### TASK TO COMPLETE
Each line of the listing must be transcribed exactly, except for the images, which should be excluded.

### GIVEN RECORDS
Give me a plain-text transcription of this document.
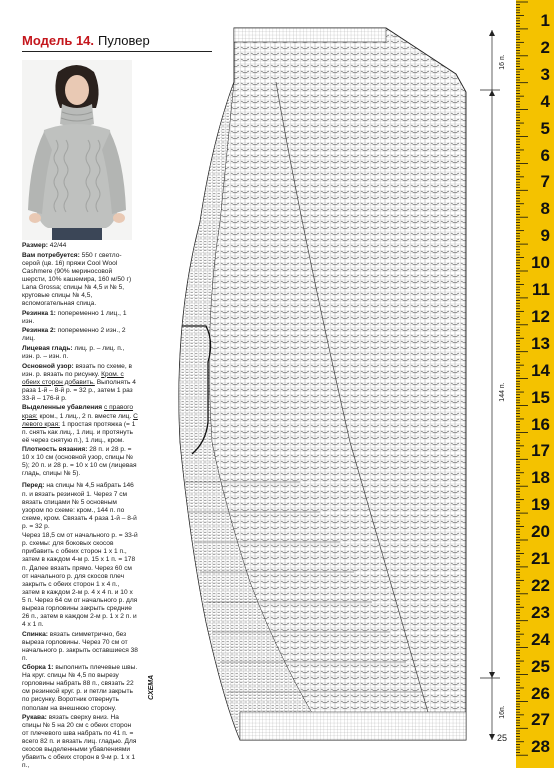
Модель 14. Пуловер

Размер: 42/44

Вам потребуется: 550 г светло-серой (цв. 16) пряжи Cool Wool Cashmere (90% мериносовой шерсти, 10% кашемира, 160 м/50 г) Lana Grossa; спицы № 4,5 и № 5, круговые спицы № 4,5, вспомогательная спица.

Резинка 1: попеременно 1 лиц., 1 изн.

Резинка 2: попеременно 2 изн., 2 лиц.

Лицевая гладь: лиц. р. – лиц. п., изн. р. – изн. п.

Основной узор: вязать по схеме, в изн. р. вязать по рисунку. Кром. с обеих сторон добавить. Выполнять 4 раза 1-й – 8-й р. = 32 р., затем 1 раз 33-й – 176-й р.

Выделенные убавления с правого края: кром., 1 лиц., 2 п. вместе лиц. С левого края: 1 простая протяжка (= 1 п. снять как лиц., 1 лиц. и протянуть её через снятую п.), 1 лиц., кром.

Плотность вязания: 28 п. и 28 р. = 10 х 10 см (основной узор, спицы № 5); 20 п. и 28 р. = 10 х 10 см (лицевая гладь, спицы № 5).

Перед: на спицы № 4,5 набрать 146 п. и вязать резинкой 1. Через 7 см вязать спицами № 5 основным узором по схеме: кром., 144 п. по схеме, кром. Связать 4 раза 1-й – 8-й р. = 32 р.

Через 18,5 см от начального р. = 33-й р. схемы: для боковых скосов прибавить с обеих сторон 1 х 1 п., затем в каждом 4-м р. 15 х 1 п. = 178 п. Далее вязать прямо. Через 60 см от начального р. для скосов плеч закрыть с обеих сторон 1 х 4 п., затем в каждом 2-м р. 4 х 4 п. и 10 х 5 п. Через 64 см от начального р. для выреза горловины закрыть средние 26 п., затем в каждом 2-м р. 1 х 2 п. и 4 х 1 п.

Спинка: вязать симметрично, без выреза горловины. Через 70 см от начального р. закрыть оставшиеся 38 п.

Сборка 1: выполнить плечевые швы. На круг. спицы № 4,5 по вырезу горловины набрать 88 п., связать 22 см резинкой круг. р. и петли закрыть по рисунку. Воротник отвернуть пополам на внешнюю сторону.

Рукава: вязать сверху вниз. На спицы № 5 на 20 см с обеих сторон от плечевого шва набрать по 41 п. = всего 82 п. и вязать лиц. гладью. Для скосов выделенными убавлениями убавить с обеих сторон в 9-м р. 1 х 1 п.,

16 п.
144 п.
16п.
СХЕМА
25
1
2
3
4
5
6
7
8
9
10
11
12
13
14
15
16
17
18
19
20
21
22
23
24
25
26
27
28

### ANSWER TO THE PROBLEM
Give me a plain-text transcription of this document.
Модель 14. Пуловер

Размер: 42/44

Вам потребуется: 550 г светло-серой (цв. 16) пряжи Cool Wool Cashmere (90% мериносовой шерсти, 10% кашемира, 160 м/50 г) Lana Grossa; спицы № 4,5 и № 5, круговые спицы № 4,5, вспомогательная спица.

Резинка 1: попеременно 1 лиц., 1 изн.

Резинка 2: попеременно 2 изн., 2 лиц.

Лицевая гладь: лиц. р. – лиц. п., изн. р. – изн. п.

Основной узор: вязать по схеме, в изн. р. вязать по рисунку. Кром. с обеих сторон добавить. Выполнять 4 раза 1-й – 8-й р. = 32 р., затем 1 раз 33-й – 176-й р.

Выделенные убавления с правого края: кром., 1 лиц., 2 п. вместе лиц. С левого края: 1 простая протяжка (= 1 п. снять как лиц., 1 лиц. и протянуть её через снятую п.), 1 лиц., кром.

Плотность вязания: 28 п. и 28 р. = 10 х 10 см (основной узор, спицы № 5); 20 п. и 28 р. = 10 х 10 см (лицевая гладь, спицы № 5).

Перед: на спицы № 4,5 набрать 146 п. и вязать резинкой 1. Через 7 см вязать спицами № 5 основным узором по схеме: кром., 144 п. по схеме, кром. Связать 4 раза 1-й – 8-й р. = 32 р.

Через 18,5 см от начального р. = 33-й р. схемы: для боковых скосов прибавить с обеих сторон 1 х 1 п., затем в каждом 4-м р. 15 х 1 п. = 178 п. Далее вязать прямо. Через 60 см от начального р. для скосов плеч закрыть с обеих сторон 1 х 4 п., затем в каждом 2-м р. 4 х 4 п. и 10 х 5 п. Через 64 см от начального р. для выреза горловины закрыть средние 26 п., затем в каждом 2-м р. 1 х 2 п. и 4 х 1 п.

Спинка: вязать симметрично, без выреза горловины. Через 70 см от начального р. закрыть оставшиеся 38 п.

Сборка 1: выполнить плечевые швы. На круг. спицы № 4,5 по вырезу горловины набрать 88 п., связать 22 см резинкой круг. р. и петли закрыть по рисунку. Воротник отвернуть пополам на внешнюю сторону.

Рукава: вязать сверху вниз. На спицы № 5 на 20 см с обеих сторон от плечевого шва набрать по 41 п. = всего 82 п. и вязать лиц. гладью. Для скосов выделенными убавлениями убавить с обеих сторон в 9-м р. 1 х 1 п.,

16 п.
144 п.
16п.
СХЕМА
25
1
2
3
4
5
6
7
8
9
10
11
12
13
14
15
16
17
18
19
20
21
22
23
24
25
26
27
28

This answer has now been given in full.